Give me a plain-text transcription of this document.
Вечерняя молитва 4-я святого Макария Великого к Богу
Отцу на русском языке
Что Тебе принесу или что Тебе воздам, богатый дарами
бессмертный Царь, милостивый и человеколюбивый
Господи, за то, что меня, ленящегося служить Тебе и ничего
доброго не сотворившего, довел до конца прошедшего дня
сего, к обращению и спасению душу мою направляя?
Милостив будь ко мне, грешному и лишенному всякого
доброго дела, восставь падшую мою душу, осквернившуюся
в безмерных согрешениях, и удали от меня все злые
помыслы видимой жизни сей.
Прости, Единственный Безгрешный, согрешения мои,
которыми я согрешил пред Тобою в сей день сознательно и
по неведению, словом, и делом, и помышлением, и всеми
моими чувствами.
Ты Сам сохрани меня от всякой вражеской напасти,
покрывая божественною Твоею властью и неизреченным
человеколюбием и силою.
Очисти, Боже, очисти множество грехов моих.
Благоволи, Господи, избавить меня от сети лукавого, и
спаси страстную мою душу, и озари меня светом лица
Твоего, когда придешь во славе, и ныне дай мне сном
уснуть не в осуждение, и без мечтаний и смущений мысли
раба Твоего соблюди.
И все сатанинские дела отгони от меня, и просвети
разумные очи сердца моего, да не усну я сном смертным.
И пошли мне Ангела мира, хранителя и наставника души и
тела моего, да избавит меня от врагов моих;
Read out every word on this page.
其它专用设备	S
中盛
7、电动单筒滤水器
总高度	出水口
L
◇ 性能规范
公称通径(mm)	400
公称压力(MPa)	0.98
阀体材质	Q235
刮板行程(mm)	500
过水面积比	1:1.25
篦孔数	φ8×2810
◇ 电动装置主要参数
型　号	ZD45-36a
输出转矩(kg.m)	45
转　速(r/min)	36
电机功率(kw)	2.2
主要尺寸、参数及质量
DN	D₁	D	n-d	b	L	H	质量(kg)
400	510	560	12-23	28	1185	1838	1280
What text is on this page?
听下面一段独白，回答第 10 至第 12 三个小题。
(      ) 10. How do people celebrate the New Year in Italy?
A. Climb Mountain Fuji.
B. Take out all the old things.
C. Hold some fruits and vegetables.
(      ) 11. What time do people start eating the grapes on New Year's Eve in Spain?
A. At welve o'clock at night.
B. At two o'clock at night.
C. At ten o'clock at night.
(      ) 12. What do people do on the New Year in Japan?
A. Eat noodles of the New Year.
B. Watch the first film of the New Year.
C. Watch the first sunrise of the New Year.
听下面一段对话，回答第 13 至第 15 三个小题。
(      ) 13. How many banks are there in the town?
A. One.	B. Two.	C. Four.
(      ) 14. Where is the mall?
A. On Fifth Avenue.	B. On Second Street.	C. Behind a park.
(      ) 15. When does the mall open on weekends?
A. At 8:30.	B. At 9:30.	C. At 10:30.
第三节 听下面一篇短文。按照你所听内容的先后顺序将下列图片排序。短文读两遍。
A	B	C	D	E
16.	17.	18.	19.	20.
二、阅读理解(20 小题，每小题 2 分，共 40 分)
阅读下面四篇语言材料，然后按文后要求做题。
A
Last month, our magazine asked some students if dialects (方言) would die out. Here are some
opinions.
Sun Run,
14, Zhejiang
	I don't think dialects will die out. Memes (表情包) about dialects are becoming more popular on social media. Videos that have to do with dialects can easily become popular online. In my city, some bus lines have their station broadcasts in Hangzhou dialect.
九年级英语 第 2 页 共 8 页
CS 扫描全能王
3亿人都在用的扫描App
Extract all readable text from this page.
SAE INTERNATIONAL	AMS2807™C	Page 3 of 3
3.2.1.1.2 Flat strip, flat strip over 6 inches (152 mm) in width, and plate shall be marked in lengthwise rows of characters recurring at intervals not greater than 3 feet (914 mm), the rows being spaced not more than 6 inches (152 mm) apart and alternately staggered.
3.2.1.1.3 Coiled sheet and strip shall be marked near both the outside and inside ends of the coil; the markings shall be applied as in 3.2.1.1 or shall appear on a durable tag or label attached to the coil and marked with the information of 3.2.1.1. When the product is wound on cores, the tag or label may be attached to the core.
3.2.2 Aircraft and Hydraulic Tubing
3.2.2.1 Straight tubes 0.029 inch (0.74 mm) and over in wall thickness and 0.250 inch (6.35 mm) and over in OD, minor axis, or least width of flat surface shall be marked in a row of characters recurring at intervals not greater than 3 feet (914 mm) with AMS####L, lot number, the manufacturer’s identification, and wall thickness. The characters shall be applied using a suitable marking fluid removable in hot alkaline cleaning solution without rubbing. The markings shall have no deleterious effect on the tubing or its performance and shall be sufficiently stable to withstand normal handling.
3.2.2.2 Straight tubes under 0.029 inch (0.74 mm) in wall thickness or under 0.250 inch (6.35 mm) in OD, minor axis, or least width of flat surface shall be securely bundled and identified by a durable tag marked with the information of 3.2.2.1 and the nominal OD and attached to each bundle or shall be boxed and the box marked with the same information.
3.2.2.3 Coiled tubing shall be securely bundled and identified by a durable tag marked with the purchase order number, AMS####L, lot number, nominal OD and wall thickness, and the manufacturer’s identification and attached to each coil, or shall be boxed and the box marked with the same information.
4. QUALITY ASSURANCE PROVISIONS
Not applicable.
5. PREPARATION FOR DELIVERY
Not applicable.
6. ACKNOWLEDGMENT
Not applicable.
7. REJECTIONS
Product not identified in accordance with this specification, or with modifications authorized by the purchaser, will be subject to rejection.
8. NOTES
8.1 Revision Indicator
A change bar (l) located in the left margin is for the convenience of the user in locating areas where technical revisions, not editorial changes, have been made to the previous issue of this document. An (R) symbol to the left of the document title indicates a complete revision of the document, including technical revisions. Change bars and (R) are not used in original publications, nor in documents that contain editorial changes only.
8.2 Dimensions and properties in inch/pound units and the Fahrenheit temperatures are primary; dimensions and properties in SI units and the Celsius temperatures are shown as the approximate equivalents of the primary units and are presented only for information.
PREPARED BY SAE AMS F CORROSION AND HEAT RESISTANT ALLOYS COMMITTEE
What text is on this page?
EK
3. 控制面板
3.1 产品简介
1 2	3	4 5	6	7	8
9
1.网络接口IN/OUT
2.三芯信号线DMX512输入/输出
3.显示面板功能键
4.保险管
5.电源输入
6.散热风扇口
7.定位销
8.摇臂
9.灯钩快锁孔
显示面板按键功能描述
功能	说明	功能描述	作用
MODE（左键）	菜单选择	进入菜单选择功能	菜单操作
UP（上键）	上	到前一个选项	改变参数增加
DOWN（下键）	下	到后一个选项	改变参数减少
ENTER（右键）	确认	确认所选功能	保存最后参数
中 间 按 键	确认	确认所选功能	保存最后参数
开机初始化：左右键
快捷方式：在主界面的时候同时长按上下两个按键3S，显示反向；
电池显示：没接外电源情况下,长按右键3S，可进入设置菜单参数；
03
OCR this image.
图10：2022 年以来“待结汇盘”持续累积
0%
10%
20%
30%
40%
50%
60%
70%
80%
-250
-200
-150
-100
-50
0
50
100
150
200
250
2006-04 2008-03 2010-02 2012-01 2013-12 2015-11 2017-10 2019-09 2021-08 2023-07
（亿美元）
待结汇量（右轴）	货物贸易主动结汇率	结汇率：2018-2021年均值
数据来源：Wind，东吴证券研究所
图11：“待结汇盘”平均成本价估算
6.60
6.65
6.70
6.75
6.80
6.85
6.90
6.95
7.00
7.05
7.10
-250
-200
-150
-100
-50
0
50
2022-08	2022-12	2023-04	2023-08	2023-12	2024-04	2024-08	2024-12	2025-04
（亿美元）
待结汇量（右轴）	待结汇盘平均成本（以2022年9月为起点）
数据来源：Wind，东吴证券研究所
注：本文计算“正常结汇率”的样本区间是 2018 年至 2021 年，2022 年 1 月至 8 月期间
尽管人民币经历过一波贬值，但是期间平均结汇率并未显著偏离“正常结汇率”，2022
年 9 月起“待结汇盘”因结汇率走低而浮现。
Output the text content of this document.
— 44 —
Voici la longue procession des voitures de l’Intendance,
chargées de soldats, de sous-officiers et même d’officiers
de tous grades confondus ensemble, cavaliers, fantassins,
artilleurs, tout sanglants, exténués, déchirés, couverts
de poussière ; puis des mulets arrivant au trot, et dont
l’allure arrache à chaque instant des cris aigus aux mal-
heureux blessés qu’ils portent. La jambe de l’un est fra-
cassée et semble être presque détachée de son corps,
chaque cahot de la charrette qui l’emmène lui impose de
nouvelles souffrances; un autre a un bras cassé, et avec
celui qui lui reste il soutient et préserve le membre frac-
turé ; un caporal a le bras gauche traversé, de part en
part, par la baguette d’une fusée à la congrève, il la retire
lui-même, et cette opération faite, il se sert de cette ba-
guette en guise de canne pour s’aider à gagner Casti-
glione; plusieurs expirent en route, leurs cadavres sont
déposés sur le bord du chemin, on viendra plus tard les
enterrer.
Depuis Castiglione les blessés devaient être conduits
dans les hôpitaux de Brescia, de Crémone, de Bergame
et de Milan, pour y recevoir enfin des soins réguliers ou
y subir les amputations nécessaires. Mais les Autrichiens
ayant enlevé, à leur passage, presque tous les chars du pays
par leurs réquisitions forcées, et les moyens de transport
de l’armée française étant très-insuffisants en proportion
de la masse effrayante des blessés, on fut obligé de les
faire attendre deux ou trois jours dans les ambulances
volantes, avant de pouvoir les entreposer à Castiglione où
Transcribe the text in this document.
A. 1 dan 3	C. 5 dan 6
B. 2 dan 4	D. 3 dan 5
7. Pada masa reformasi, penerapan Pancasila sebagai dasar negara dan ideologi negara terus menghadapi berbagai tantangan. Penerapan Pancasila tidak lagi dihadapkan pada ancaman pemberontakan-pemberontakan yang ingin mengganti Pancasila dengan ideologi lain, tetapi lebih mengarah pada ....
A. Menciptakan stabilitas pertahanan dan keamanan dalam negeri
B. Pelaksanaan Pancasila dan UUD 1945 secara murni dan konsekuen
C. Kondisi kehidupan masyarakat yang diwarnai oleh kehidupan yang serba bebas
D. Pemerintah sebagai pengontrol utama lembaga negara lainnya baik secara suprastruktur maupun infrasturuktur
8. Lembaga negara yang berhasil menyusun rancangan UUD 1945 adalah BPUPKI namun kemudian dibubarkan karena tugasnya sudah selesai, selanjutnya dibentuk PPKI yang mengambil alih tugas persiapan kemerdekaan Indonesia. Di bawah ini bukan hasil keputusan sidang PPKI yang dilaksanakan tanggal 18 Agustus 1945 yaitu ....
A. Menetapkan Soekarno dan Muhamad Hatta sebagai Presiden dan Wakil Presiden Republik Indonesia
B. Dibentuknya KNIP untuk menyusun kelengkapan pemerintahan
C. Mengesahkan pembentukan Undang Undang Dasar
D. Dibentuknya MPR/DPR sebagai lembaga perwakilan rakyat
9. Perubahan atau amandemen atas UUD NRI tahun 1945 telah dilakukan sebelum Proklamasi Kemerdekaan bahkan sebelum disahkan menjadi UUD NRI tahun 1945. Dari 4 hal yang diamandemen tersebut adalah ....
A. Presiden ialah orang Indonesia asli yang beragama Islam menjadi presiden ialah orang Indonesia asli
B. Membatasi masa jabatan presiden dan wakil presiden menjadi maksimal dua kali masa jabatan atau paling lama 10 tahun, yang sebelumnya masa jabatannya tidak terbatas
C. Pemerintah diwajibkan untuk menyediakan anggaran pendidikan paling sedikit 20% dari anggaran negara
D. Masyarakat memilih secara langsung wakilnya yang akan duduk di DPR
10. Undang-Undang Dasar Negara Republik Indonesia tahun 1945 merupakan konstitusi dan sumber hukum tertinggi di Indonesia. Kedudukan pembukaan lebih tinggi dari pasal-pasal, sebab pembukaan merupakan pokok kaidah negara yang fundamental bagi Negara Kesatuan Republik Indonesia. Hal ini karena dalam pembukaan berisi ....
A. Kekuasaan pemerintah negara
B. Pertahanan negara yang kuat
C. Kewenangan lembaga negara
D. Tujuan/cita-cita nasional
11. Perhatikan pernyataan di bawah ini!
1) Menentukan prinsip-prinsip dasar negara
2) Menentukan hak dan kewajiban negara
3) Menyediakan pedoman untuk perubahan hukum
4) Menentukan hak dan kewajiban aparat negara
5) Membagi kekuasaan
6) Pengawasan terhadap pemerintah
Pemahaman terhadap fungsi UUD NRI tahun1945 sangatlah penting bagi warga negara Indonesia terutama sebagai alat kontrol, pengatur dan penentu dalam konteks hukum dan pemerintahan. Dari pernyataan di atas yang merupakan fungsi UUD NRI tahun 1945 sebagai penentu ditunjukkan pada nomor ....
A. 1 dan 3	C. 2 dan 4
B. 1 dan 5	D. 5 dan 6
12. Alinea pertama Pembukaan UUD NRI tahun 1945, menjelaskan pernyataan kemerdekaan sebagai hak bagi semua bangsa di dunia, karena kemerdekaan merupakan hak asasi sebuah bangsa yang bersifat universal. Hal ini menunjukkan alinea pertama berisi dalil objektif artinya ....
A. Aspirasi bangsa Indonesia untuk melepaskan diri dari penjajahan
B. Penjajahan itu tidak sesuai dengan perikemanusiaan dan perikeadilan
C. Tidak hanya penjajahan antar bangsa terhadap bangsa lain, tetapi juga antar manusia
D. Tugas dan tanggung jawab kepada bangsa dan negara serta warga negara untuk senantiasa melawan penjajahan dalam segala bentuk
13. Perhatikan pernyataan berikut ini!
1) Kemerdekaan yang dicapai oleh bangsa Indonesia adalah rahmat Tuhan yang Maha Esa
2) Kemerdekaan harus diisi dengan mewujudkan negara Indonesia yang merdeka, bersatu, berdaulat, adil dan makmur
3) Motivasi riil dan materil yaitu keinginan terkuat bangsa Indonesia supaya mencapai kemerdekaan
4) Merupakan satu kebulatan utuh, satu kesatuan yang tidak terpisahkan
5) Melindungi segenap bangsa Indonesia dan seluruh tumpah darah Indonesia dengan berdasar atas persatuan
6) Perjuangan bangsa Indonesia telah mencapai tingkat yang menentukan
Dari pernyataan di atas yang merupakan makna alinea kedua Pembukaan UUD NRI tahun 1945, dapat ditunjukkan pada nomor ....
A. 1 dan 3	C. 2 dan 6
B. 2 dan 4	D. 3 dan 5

══════

## What the task requires
Check each line of the entries above for the word "доброго". List the ones that have it.

## Final result
доброго не сотворившего, довел до конца прошедшего дня
доброго дела, восставь падшую мою душу, осквернившуюся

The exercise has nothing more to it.